» **OBJECTIVE**:
For this exercise, copy out each line of the material below that includes "Growth".

::: RECORDS SHOWN

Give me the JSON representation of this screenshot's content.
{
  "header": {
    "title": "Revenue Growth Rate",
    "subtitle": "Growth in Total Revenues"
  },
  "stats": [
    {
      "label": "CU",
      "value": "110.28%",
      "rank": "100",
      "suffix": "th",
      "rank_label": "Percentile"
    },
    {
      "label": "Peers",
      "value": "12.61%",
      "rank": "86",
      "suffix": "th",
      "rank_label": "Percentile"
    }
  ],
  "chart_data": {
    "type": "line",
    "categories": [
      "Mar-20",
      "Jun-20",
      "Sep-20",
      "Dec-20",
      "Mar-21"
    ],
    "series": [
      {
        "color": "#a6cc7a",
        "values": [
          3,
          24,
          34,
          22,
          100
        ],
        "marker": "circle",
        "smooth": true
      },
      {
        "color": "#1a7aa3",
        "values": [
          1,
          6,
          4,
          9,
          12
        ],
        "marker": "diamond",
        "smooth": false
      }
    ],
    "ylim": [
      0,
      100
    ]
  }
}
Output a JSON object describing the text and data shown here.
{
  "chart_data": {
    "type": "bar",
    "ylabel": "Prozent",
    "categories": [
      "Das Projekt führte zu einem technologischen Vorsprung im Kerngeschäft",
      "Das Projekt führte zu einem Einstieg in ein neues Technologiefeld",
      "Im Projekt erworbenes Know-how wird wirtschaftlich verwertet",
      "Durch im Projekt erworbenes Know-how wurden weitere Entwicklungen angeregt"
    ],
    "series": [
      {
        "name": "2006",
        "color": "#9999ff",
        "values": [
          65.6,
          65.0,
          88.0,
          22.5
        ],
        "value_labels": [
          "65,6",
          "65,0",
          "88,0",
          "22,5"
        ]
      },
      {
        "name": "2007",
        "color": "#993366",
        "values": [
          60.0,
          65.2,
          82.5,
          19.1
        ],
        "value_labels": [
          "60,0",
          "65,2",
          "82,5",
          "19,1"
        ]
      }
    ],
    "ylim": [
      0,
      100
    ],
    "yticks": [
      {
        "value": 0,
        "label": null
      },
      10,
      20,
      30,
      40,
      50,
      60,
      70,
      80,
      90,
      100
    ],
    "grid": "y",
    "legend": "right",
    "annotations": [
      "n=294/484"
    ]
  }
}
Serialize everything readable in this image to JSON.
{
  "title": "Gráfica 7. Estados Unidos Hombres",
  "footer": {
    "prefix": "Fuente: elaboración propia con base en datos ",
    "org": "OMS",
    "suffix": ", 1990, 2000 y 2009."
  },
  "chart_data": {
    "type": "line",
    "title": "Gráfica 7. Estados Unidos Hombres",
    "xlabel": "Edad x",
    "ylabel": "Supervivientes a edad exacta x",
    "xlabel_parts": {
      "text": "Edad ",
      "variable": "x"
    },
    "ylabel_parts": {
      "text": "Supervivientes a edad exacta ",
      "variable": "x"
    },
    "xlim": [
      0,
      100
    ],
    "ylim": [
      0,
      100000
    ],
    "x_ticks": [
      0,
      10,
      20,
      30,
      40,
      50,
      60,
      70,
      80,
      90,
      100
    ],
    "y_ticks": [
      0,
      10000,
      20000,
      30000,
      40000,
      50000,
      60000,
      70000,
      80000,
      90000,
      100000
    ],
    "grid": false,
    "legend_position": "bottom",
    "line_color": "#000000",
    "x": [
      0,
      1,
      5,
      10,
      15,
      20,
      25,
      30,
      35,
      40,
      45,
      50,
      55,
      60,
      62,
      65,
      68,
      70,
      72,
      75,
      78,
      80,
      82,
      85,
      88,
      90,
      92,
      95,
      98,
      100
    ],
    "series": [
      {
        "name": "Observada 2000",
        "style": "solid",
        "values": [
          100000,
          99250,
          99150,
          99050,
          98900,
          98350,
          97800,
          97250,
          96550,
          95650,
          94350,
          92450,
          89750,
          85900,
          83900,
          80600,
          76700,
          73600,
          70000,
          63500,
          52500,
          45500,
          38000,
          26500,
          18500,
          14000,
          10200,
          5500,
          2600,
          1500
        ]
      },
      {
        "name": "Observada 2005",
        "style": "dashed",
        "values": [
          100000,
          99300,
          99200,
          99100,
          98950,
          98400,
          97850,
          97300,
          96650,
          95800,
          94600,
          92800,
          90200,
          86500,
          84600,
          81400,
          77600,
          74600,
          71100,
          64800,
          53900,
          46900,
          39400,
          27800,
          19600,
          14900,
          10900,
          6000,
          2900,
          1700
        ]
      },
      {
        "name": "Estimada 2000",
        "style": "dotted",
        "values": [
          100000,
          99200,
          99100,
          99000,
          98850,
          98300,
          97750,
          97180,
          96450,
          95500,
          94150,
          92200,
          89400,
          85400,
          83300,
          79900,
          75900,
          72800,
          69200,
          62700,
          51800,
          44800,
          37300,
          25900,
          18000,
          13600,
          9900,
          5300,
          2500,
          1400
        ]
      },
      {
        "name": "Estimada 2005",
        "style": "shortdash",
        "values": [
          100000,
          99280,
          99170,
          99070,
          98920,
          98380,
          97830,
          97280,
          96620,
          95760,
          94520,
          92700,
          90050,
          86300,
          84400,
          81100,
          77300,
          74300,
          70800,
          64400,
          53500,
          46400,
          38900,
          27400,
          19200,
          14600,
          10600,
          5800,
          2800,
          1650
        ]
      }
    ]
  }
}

::::::

» **WORKED ANSWER**:
    "title": "Revenue Growth Rate",
    "subtitle": "Growth in Total Revenues"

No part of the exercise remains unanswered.